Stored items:
------------------------------------------------------------------------

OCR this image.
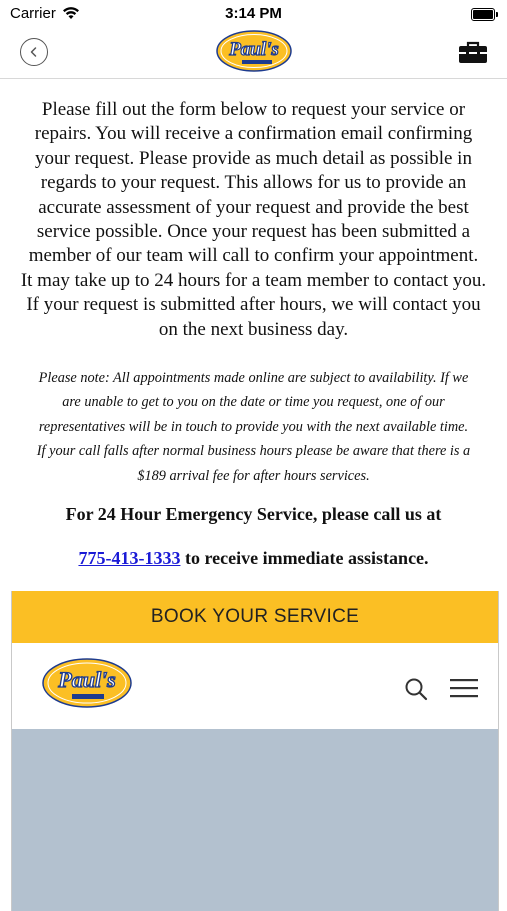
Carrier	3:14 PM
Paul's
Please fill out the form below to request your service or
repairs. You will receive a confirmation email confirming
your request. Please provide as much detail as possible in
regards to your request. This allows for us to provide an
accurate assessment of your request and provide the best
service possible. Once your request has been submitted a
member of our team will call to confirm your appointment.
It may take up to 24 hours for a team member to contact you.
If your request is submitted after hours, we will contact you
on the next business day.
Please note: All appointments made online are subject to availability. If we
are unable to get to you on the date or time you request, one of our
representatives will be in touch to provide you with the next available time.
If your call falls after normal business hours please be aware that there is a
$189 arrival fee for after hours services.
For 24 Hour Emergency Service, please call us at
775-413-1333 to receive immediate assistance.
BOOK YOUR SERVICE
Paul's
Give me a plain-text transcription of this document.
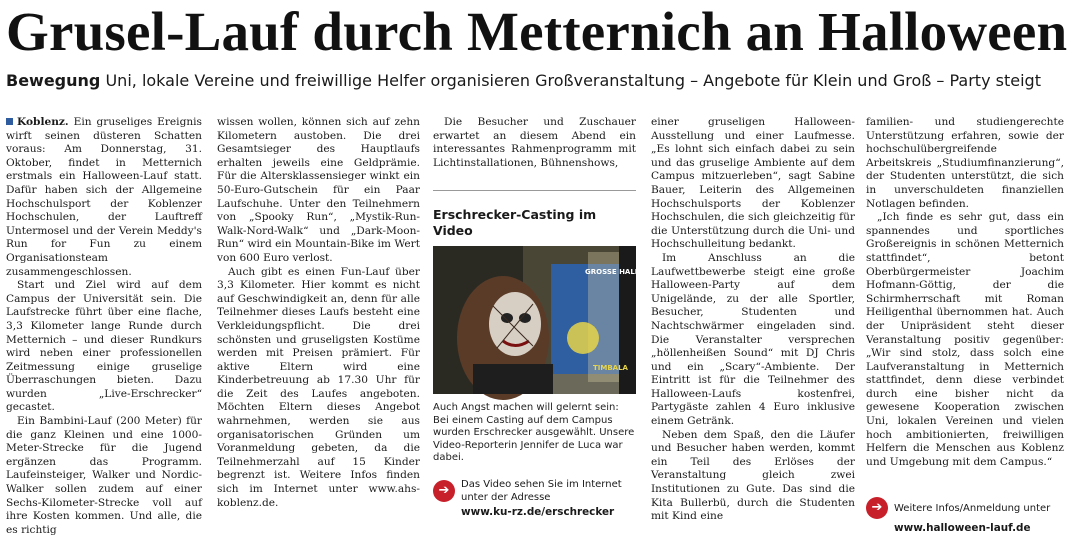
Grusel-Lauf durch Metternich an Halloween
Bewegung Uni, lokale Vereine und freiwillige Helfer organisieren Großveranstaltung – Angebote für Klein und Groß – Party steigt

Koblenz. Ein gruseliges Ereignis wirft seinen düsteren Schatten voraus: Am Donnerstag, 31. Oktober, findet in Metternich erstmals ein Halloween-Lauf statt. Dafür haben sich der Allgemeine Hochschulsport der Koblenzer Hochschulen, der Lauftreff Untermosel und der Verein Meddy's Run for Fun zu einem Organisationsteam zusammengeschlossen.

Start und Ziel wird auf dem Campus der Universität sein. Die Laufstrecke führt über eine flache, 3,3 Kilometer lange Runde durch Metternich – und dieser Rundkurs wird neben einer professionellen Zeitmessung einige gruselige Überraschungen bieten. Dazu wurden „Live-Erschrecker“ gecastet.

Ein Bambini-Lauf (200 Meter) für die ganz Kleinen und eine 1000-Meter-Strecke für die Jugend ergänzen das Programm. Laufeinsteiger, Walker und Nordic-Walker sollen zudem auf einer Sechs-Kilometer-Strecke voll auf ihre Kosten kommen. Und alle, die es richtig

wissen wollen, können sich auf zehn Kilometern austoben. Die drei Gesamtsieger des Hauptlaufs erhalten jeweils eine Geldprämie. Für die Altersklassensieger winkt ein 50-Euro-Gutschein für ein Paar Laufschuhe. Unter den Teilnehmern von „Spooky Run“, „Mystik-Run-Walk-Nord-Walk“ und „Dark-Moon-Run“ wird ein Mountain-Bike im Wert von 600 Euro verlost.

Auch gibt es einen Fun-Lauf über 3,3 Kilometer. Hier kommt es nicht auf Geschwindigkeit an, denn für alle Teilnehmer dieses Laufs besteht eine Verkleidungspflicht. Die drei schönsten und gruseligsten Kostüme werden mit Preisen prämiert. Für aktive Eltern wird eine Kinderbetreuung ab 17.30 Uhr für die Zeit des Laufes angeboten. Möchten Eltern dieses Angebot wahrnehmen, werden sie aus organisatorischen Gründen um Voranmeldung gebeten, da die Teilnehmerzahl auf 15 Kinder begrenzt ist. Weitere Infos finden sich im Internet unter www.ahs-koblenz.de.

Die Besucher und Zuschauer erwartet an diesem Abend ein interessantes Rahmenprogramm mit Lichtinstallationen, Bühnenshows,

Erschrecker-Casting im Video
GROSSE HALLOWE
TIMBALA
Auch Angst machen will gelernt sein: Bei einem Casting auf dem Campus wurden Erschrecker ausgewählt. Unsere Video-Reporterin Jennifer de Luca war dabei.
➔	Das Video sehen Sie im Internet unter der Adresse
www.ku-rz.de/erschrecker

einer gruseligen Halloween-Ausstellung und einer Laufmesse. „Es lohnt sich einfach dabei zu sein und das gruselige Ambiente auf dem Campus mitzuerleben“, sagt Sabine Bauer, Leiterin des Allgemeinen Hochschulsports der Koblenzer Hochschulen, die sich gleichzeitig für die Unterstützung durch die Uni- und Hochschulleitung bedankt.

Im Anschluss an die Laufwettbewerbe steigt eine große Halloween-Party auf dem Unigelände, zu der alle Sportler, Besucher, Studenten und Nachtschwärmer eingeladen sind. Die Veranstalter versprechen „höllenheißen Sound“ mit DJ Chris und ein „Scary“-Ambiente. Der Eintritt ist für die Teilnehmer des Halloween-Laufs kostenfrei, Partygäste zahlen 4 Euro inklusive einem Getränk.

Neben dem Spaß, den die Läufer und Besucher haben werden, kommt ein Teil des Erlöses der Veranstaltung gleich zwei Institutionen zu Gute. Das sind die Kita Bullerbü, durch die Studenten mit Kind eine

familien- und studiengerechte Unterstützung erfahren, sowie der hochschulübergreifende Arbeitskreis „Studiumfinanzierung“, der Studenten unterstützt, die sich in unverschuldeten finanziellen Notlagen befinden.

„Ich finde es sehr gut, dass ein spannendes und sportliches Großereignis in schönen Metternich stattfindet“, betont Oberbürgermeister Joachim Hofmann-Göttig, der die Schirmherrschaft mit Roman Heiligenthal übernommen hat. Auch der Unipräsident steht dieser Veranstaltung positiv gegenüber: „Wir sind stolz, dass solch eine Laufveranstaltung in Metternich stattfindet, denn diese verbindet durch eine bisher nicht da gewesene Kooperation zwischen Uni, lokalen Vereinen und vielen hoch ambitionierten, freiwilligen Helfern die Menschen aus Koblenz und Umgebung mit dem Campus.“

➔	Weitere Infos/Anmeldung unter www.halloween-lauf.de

------------------------------------------------------------------------

EXERCISE REQUIREMENTS »
Quote the entries above word for word. Leave the images out.

EXERCISE ANSWER »
OCR this image.
Carrier	3:14 PM
Paul's
Please fill out the form below to request your service or
repairs. You will receive a confirmation email confirming
your request. Please provide as much detail as possible in
regards to your request. This allows for us to provide an
accurate assessment of your request and provide the best
service possible. Once your request has been submitted a
member of our team will call to confirm your appointment.
It may take up to 24 hours for a team member to contact you.
If your request is submitted after hours, we will contact you
on the next business day.
Please note: All appointments made online are subject to availability. If we
are unable to get to you on the date or time you request, one of our
representatives will be in touch to provide you with the next available time.
If your call falls after normal business hours please be aware that there is a
$189 arrival fee for after hours services.
For 24 Hour Emergency Service, please call us at
775-413-1333 to receive immediate assistance.
BOOK YOUR SERVICE
Paul's
Give me a plain-text transcription of this document.
Grusel-Lauf durch Metternich an Halloween
Bewegung Uni, lokale Vereine und freiwillige Helfer organisieren Großveranstaltung – Angebote für Klein und Groß – Party steigt

Koblenz. Ein gruseliges Ereignis wirft seinen düsteren Schatten voraus: Am Donnerstag, 31. Oktober, findet in Metternich erstmals ein Halloween-Lauf statt. Dafür haben sich der Allgemeine Hochschulsport der Koblenzer Hochschulen, der Lauftreff Untermosel und der Verein Meddy's Run for Fun zu einem Organisationsteam zusammengeschlossen.

Start und Ziel wird auf dem Campus der Universität sein. Die Laufstrecke führt über eine flache, 3,3 Kilometer lange Runde durch Metternich – und dieser Rundkurs wird neben einer professionellen Zeitmessung einige gruselige Überraschungen bieten. Dazu wurden „Live-Erschrecker“ gecastet.

Ein Bambini-Lauf (200 Meter) für die ganz Kleinen und eine 1000-Meter-Strecke für die Jugend ergänzen das Programm. Laufeinsteiger, Walker und Nordic-Walker sollen zudem auf einer Sechs-Kilometer-Strecke voll auf ihre Kosten kommen. Und alle, die es richtig

wissen wollen, können sich auf zehn Kilometern austoben. Die drei Gesamtsieger des Hauptlaufs erhalten jeweils eine Geldprämie. Für die Altersklassensieger winkt ein 50-Euro-Gutschein für ein Paar Laufschuhe. Unter den Teilnehmern von „Spooky Run“, „Mystik-Run-Walk-Nord-Walk“ und „Dark-Moon-Run“ wird ein Mountain-Bike im Wert von 600 Euro verlost.

Auch gibt es einen Fun-Lauf über 3,3 Kilometer. Hier kommt es nicht auf Geschwindigkeit an, denn für alle Teilnehmer dieses Laufs besteht eine Verkleidungspflicht. Die drei schönsten und gruseligsten Kostüme werden mit Preisen prämiert. Für aktive Eltern wird eine Kinderbetreuung ab 17.30 Uhr für die Zeit des Laufes angeboten. Möchten Eltern dieses Angebot wahrnehmen, werden sie aus organisatorischen Gründen um Voranmeldung gebeten, da die Teilnehmerzahl auf 15 Kinder begrenzt ist. Weitere Infos finden sich im Internet unter www.ahs-koblenz.de.

Die Besucher und Zuschauer erwartet an diesem Abend ein interessantes Rahmenprogramm mit Lichtinstallationen, Bühnenshows,

Erschrecker-Casting im Video
GROSSE HALLOWE
TIMBALA
Auch Angst machen will gelernt sein: Bei einem Casting auf dem Campus wurden Erschrecker ausgewählt. Unsere Video-Reporterin Jennifer de Luca war dabei.
➔	Das Video sehen Sie im Internet unter der Adresse
www.ku-rz.de/erschrecker

einer gruseligen Halloween-Ausstellung und einer Laufmesse. „Es lohnt sich einfach dabei zu sein und das gruselige Ambiente auf dem Campus mitzuerleben“, sagt Sabine Bauer, Leiterin des Allgemeinen Hochschulsports der Koblenzer Hochschulen, die sich gleichzeitig für die Unterstützung durch die Uni- und Hochschulleitung bedankt.

Im Anschluss an die Laufwettbewerbe steigt eine große Halloween-Party auf dem Unigelände, zu der alle Sportler, Besucher, Studenten und Nachtschwärmer eingeladen sind. Die Veranstalter versprechen „höllenheißen Sound“ mit DJ Chris und ein „Scary“-Ambiente. Der Eintritt ist für die Teilnehmer des Halloween-Laufs kostenfrei, Partygäste zahlen 4 Euro inklusive einem Getränk.

Neben dem Spaß, den die Läufer und Besucher haben werden, kommt ein Teil des Erlöses der Veranstaltung gleich zwei Institutionen zu Gute. Das sind die Kita Bullerbü, durch die Studenten mit Kind eine

familien- und studiengerechte Unterstützung erfahren, sowie der hochschulübergreifende Arbeitskreis „Studiumfinanzierung“, der Studenten unterstützt, die sich in unverschuldeten finanziellen Notlagen befinden.

„Ich finde es sehr gut, dass ein spannendes und sportliches Großereignis in schönen Metternich stattfindet“, betont Oberbürgermeister Joachim Hofmann-Göttig, der die Schirmherrschaft mit Roman Heiligenthal übernommen hat. Auch der Unipräsident steht dieser Veranstaltung positiv gegenüber: „Wir sind stolz, dass solch eine Laufveranstaltung in Metternich stattfindet, denn diese verbindet durch eine bisher nicht da gewesene Kooperation zwischen Uni, lokalen Vereinen und vielen hoch ambitionierten, freiwilligen Helfern die Menschen aus Koblenz und Umgebung mit dem Campus.“

➔	Weitere Infos/Anmeldung unter www.halloween-lauf.de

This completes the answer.